Short problem.
Repeat the entire listing exactly as written.

Figure contents as structured data:
━━━━━━━━
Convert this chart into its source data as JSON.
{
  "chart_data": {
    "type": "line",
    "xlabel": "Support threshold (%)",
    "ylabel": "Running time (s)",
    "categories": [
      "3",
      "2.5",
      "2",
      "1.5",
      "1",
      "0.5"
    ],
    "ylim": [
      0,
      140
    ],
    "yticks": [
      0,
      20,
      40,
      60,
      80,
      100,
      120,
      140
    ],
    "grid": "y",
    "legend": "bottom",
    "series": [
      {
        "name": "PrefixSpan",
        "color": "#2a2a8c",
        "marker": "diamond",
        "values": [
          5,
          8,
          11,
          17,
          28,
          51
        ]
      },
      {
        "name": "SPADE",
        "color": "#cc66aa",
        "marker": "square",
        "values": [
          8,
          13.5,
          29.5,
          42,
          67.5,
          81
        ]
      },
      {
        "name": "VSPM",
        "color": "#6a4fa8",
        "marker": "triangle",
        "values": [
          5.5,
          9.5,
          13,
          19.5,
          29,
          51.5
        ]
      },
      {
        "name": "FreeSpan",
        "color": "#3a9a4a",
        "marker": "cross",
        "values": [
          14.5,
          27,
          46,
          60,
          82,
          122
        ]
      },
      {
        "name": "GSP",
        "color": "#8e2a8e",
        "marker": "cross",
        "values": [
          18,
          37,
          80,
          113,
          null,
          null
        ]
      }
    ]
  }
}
━━━━━━━━
Result for this exercise.
Convert this chart into its source data as JSON.
{
  "chart_data": {
    "type": "line",
    "xlabel": "Support threshold (%)",
    "ylabel": "Running time (s)",
    "categories": [
      "3",
      "2.5",
      "2",
      "1.5",
      "1",
      "0.5"
    ],
    "ylim": [
      0,
      140
    ],
    "yticks": [
      0,
      20,
      40,
      60,
      80,
      100,
      120,
      140
    ],
    "grid": "y",
    "legend": "bottom",
    "series": [
      {
        "name": "PrefixSpan",
        "color": "#2a2a8c",
        "marker": "diamond",
        "values": [
          5,
          8,
          11,
          17,
          28,
          51
        ]
      },
      {
        "name": "SPADE",
        "color": "#cc66aa",
        "marker": "square",
        "values": [
          8,
          13.5,
          29.5,
          42,
          67.5,
          81
        ]
      },
      {
        "name": "VSPM",
        "color": "#6a4fa8",
        "marker": "triangle",
        "values": [
          5.5,
          9.5,
          13,
          19.5,
          29,
          51.5
        ]
      },
      {
        "name": "FreeSpan",
        "color": "#3a9a4a",
        "marker": "cross",
        "values": [
          14.5,
          27,
          46,
          60,
          82,
          122
        ]
      },
      {
        "name": "GSP",
        "color": "#8e2a8e",
        "marker": "cross",
        "values": [
          18,
          37,
          80,
          113,
          null,
          null
        ]
      }
    ]
  }
}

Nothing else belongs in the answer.